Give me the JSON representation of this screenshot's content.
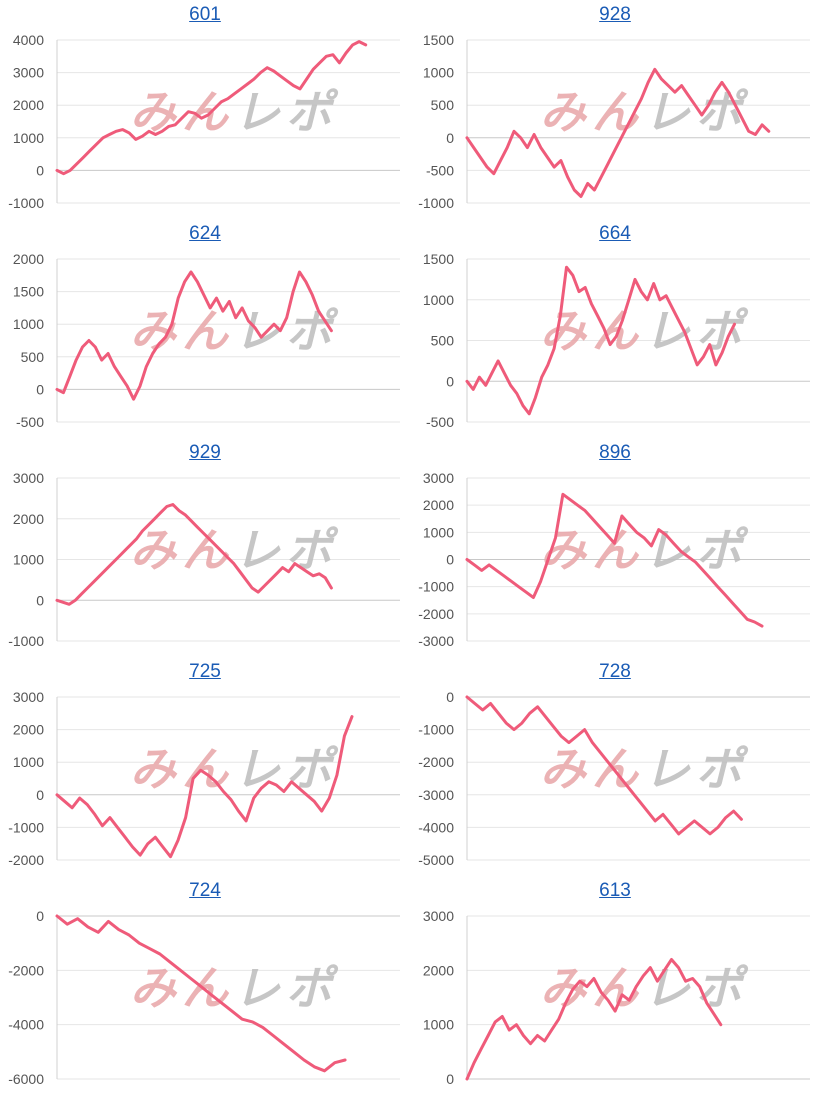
{
  "colors": {
    "line": "#ef5b7a",
    "grid": "#e6e6e6",
    "zero": "#c8c8c8",
    "axis": "#d0d0d0",
    "tick_text": "#555555",
    "title_link": "#1a5bb5",
    "watermark_pink": "#e8a5a8",
    "watermark_gray": "#bdbdbd"
  },
  "watermark": {
    "text": "みんレポ"
  },
  "chart_data": [
    {
      "type": "line",
      "title": "601",
      "ylim": [
        -1000,
        4000
      ],
      "yticks": [
        4000,
        3000,
        2000,
        1000,
        0,
        -1000
      ],
      "series": [
        {
          "values": [
            0,
            -100,
            0,
            200,
            400,
            600,
            800,
            1000,
            1100,
            1200,
            1250,
            1150,
            950,
            1050,
            1200,
            1100,
            1200,
            1350,
            1400,
            1600,
            1800,
            1750,
            1600,
            1700,
            1900,
            2100,
            2200,
            2350,
            2500,
            2650,
            2800,
            3000,
            3150,
            3050,
            2900,
            2750,
            2600,
            2500,
            2800,
            3100,
            3300,
            3500,
            3550,
            3300,
            3600,
            3850,
            3950,
            3850
          ]
        }
      ]
    },
    {
      "type": "line",
      "title": "928",
      "ylim": [
        -1000,
        1500
      ],
      "yticks": [
        1500,
        1000,
        500,
        0,
        -500,
        -1000
      ],
      "series": [
        {
          "values": [
            0,
            -150,
            -300,
            -450,
            -550,
            -350,
            -150,
            100,
            0,
            -150,
            50,
            -150,
            -300,
            -450,
            -350,
            -600,
            -800,
            -900,
            -700,
            -800,
            -600,
            -400,
            -200,
            0,
            200,
            400,
            600,
            850,
            1050,
            900,
            800,
            700,
            800,
            650,
            500,
            350,
            500,
            700,
            850,
            700,
            500,
            300,
            100,
            50,
            200,
            100
          ]
        }
      ]
    },
    {
      "type": "line",
      "title": "624",
      "ylim": [
        -500,
        2000
      ],
      "yticks": [
        2000,
        1500,
        1000,
        500,
        0,
        -500
      ],
      "series": [
        {
          "values": [
            0,
            -50,
            200,
            450,
            650,
            750,
            650,
            450,
            550,
            350,
            200,
            50,
            -150,
            50,
            350,
            550,
            700,
            800,
            1000,
            1400,
            1650,
            1800,
            1650,
            1450,
            1250,
            1400,
            1200,
            1350,
            1100,
            1250,
            1050,
            950,
            800,
            900,
            1000,
            900,
            1100,
            1500,
            1800,
            1650,
            1450,
            1200,
            1050,
            900
          ]
        }
      ]
    },
    {
      "type": "line",
      "title": "664",
      "ylim": [
        -500,
        1500
      ],
      "yticks": [
        1500,
        1000,
        500,
        0,
        -500
      ],
      "series": [
        {
          "values": [
            0,
            -100,
            50,
            -50,
            100,
            250,
            100,
            -50,
            -150,
            -300,
            -400,
            -200,
            50,
            200,
            400,
            800,
            1400,
            1300,
            1100,
            1150,
            950,
            800,
            650,
            450,
            550,
            750,
            1000,
            1250,
            1100,
            1000,
            1200,
            1000,
            1050,
            900,
            750,
            600,
            400,
            200,
            300,
            450,
            200,
            350,
            550,
            700
          ]
        }
      ]
    },
    {
      "type": "line",
      "title": "929",
      "ylim": [
        -1000,
        3000
      ],
      "yticks": [
        3000,
        2000,
        1000,
        0,
        -1000
      ],
      "series": [
        {
          "values": [
            0,
            -50,
            -100,
            0,
            150,
            300,
            450,
            600,
            750,
            900,
            1050,
            1200,
            1350,
            1500,
            1700,
            1850,
            2000,
            2150,
            2300,
            2350,
            2200,
            2100,
            1950,
            1800,
            1650,
            1500,
            1350,
            1200,
            1050,
            900,
            700,
            500,
            300,
            200,
            350,
            500,
            650,
            800,
            700,
            900,
            800,
            700,
            600,
            650,
            550,
            300
          ]
        }
      ]
    },
    {
      "type": "line",
      "title": "896",
      "ylim": [
        -3000,
        3000
      ],
      "yticks": [
        3000,
        2000,
        1000,
        0,
        -1000,
        -2000,
        -3000
      ],
      "series": [
        {
          "values": [
            0,
            -200,
            -400,
            -200,
            -400,
            -600,
            -800,
            -1000,
            -1200,
            -1400,
            -800,
            0,
            800,
            2400,
            2200,
            2000,
            1800,
            1500,
            1200,
            900,
            600,
            1600,
            1300,
            1000,
            800,
            500,
            1100,
            900,
            600,
            300,
            100,
            -100,
            -400,
            -700,
            -1000,
            -1300,
            -1600,
            -1900,
            -2200,
            -2300,
            -2450
          ]
        }
      ]
    },
    {
      "type": "line",
      "title": "725",
      "ylim": [
        -2000,
        3000
      ],
      "yticks": [
        3000,
        2000,
        1000,
        0,
        -1000,
        -2000
      ],
      "series": [
        {
          "values": [
            0,
            -200,
            -400,
            -100,
            -300,
            -600,
            -950,
            -700,
            -1000,
            -1300,
            -1600,
            -1850,
            -1500,
            -1300,
            -1600,
            -1900,
            -1400,
            -700,
            500,
            750,
            600,
            400,
            100,
            -150,
            -500,
            -800,
            -100,
            200,
            400,
            300,
            100,
            400,
            200,
            0,
            -200,
            -500,
            -100,
            600,
            1800,
            2400
          ]
        }
      ]
    },
    {
      "type": "line",
      "title": "728",
      "ylim": [
        -5000,
        0
      ],
      "yticks": [
        0,
        -1000,
        -2000,
        -3000,
        -4000,
        -5000
      ],
      "series": [
        {
          "values": [
            0,
            -200,
            -400,
            -200,
            -500,
            -800,
            -1000,
            -800,
            -500,
            -300,
            -600,
            -900,
            -1200,
            -1400,
            -1200,
            -1000,
            -1400,
            -1700,
            -2000,
            -2300,
            -2600,
            -2900,
            -3200,
            -3500,
            -3800,
            -3600,
            -3900,
            -4200,
            -4000,
            -3800,
            -4000,
            -4200,
            -4000,
            -3700,
            -3500,
            -3750
          ]
        }
      ]
    },
    {
      "type": "line",
      "title": "724",
      "ylim": [
        -6000,
        0
      ],
      "yticks": [
        0,
        -2000,
        -4000,
        -6000
      ],
      "series": [
        {
          "values": [
            0,
            -300,
            -100,
            -400,
            -600,
            -200,
            -500,
            -700,
            -1000,
            -1200,
            -1400,
            -1700,
            -2000,
            -2300,
            -2600,
            -2900,
            -3200,
            -3500,
            -3800,
            -3900,
            -4100,
            -4400,
            -4700,
            -5000,
            -5300,
            -5550,
            -5700,
            -5400,
            -5300
          ]
        }
      ]
    },
    {
      "type": "line",
      "title": "613",
      "ylim": [
        0,
        3000
      ],
      "yticks": [
        3000,
        2000,
        1000,
        0
      ],
      "series": [
        {
          "values": [
            0,
            300,
            550,
            800,
            1050,
            1150,
            900,
            1000,
            800,
            650,
            800,
            700,
            900,
            1100,
            1400,
            1650,
            1800,
            1700,
            1850,
            1600,
            1450,
            1250,
            1550,
            1450,
            1700,
            1900,
            2050,
            1800,
            2000,
            2200,
            2050,
            1800,
            1850,
            1700,
            1400,
            1200,
            1000
          ]
        }
      ]
    }
  ]
}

---

→ **Exercise**: Repeat the records in full, exactly as they appear, without the pictures.

→ **Full output**:
Give me the JSON representation of this screenshot's content.
{
  "colors": {
    "line": "#ef5b7a",
    "grid": "#e6e6e6",
    "zero": "#c8c8c8",
    "axis": "#d0d0d0",
    "tick_text": "#555555",
    "title_link": "#1a5bb5",
    "watermark_pink": "#e8a5a8",
    "watermark_gray": "#bdbdbd"
  },
  "watermark": {
    "text": "みんレポ"
  },
  "chart_data": [
    {
      "type": "line",
      "title": "601",
      "ylim": [
        -1000,
        4000
      ],
      "yticks": [
        4000,
        3000,
        2000,
        1000,
        0,
        -1000
      ],
      "series": [
        {
          "values": [
            0,
            -100,
            0,
            200,
            400,
            600,
            800,
            1000,
            1100,
            1200,
            1250,
            1150,
            950,
            1050,
            1200,
            1100,
            1200,
            1350,
            1400,
            1600,
            1800,
            1750,
            1600,
            1700,
            1900,
            2100,
            2200,
            2350,
            2500,
            2650,
            2800,
            3000,
            3150,
            3050,
            2900,
            2750,
            2600,
            2500,
            2800,
            3100,
            3300,
            3500,
            3550,
            3300,
            3600,
            3850,
            3950,
            3850
          ]
        }
      ]
    },
    {
      "type": "line",
      "title": "928",
      "ylim": [
        -1000,
        1500
      ],
      "yticks": [
        1500,
        1000,
        500,
        0,
        -500,
        -1000
      ],
      "series": [
        {
          "values": [
            0,
            -150,
            -300,
            -450,
            -550,
            -350,
            -150,
            100,
            0,
            -150,
            50,
            -150,
            -300,
            -450,
            -350,
            -600,
            -800,
            -900,
            -700,
            -800,
            -600,
            -400,
            -200,
            0,
            200,
            400,
            600,
            850,
            1050,
            900,
            800,
            700,
            800,
            650,
            500,
            350,
            500,
            700,
            850,
            700,
            500,
            300,
            100,
            50,
            200,
            100
          ]
        }
      ]
    },
    {
      "type": "line",
      "title": "624",
      "ylim": [
        -500,
        2000
      ],
      "yticks": [
        2000,
        1500,
        1000,
        500,
        0,
        -500
      ],
      "series": [
        {
          "values": [
            0,
            -50,
            200,
            450,
            650,
            750,
            650,
            450,
            550,
            350,
            200,
            50,
            -150,
            50,
            350,
            550,
            700,
            800,
            1000,
            1400,
            1650,
            1800,
            1650,
            1450,
            1250,
            1400,
            1200,
            1350,
            1100,
            1250,
            1050,
            950,
            800,
            900,
            1000,
            900,
            1100,
            1500,
            1800,
            1650,
            1450,
            1200,
            1050,
            900
          ]
        }
      ]
    },
    {
      "type": "line",
      "title": "664",
      "ylim": [
        -500,
        1500
      ],
      "yticks": [
        1500,
        1000,
        500,
        0,
        -500
      ],
      "series": [
        {
          "values": [
            0,
            -100,
            50,
            -50,
            100,
            250,
            100,
            -50,
            -150,
            -300,
            -400,
            -200,
            50,
            200,
            400,
            800,
            1400,
            1300,
            1100,
            1150,
            950,
            800,
            650,
            450,
            550,
            750,
            1000,
            1250,
            1100,
            1000,
            1200,
            1000,
            1050,
            900,
            750,
            600,
            400,
            200,
            300,
            450,
            200,
            350,
            550,
            700
          ]
        }
      ]
    },
    {
      "type": "line",
      "title": "929",
      "ylim": [
        -1000,
        3000
      ],
      "yticks": [
        3000,
        2000,
        1000,
        0,
        -1000
      ],
      "series": [
        {
          "values": [
            0,
            -50,
            -100,
            0,
            150,
            300,
            450,
            600,
            750,
            900,
            1050,
            1200,
            1350,
            1500,
            1700,
            1850,
            2000,
            2150,
            2300,
            2350,
            2200,
            2100,
            1950,
            1800,
            1650,
            1500,
            1350,
            1200,
            1050,
            900,
            700,
            500,
            300,
            200,
            350,
            500,
            650,
            800,
            700,
            900,
            800,
            700,
            600,
            650,
            550,
            300
          ]
        }
      ]
    },
    {
      "type": "line",
      "title": "896",
      "ylim": [
        -3000,
        3000
      ],
      "yticks": [
        3000,
        2000,
        1000,
        0,
        -1000,
        -2000,
        -3000
      ],
      "series": [
        {
          "values": [
            0,
            -200,
            -400,
            -200,
            -400,
            -600,
            -800,
            -1000,
            -1200,
            -1400,
            -800,
            0,
            800,
            2400,
            2200,
            2000,
            1800,
            1500,
            1200,
            900,
            600,
            1600,
            1300,
            1000,
            800,
            500,
            1100,
            900,
            600,
            300,
            100,
            -100,
            -400,
            -700,
            -1000,
            -1300,
            -1600,
            -1900,
            -2200,
            -2300,
            -2450
          ]
        }
      ]
    },
    {
      "type": "line",
      "title": "725",
      "ylim": [
        -2000,
        3000
      ],
      "yticks": [
        3000,
        2000,
        1000,
        0,
        -1000,
        -2000
      ],
      "series": [
        {
          "values": [
            0,
            -200,
            -400,
            -100,
            -300,
            -600,
            -950,
            -700,
            -1000,
            -1300,
            -1600,
            -1850,
            -1500,
            -1300,
            -1600,
            -1900,
            -1400,
            -700,
            500,
            750,
            600,
            400,
            100,
            -150,
            -500,
            -800,
            -100,
            200,
            400,
            300,
            100,
            400,
            200,
            0,
            -200,
            -500,
            -100,
            600,
            1800,
            2400
          ]
        }
      ]
    },
    {
      "type": "line",
      "title": "728",
      "ylim": [
        -5000,
        0
      ],
      "yticks": [
        0,
        -1000,
        -2000,
        -3000,
        -4000,
        -5000
      ],
      "series": [
        {
          "values": [
            0,
            -200,
            -400,
            -200,
            -500,
            -800,
            -1000,
            -800,
            -500,
            -300,
            -600,
            -900,
            -1200,
            -1400,
            -1200,
            -1000,
            -1400,
            -1700,
            -2000,
            -2300,
            -2600,
            -2900,
            -3200,
            -3500,
            -3800,
            -3600,
            -3900,
            -4200,
            -4000,
            -3800,
            -4000,
            -4200,
            -4000,
            -3700,
            -3500,
            -3750
          ]
        }
      ]
    },
    {
      "type": "line",
      "title": "724",
      "ylim": [
        -6000,
        0
      ],
      "yticks": [
        0,
        -2000,
        -4000,
        -6000
      ],
      "series": [
        {
          "values": [
            0,
            -300,
            -100,
            -400,
            -600,
            -200,
            -500,
            -700,
            -1000,
            -1200,
            -1400,
            -1700,
            -2000,
            -2300,
            -2600,
            -2900,
            -3200,
            -3500,
            -3800,
            -3900,
            -4100,
            -4400,
            -4700,
            -5000,
            -5300,
            -5550,
            -5700,
            -5400,
            -5300
          ]
        }
      ]
    },
    {
      "type": "line",
      "title": "613",
      "ylim": [
        0,
        3000
      ],
      "yticks": [
        3000,
        2000,
        1000,
        0
      ],
      "series": [
        {
          "values": [
            0,
            300,
            550,
            800,
            1050,
            1150,
            900,
            1000,
            800,
            650,
            800,
            700,
            900,
            1100,
            1400,
            1650,
            1800,
            1700,
            1850,
            1600,
            1450,
            1250,
            1550,
            1450,
            1700,
            1900,
            2050,
            1800,
            2000,
            2200,
            2050,
            1800,
            1850,
            1700,
            1400,
            1200,
            1000
          ]
        }
      ]
    }
  ]
}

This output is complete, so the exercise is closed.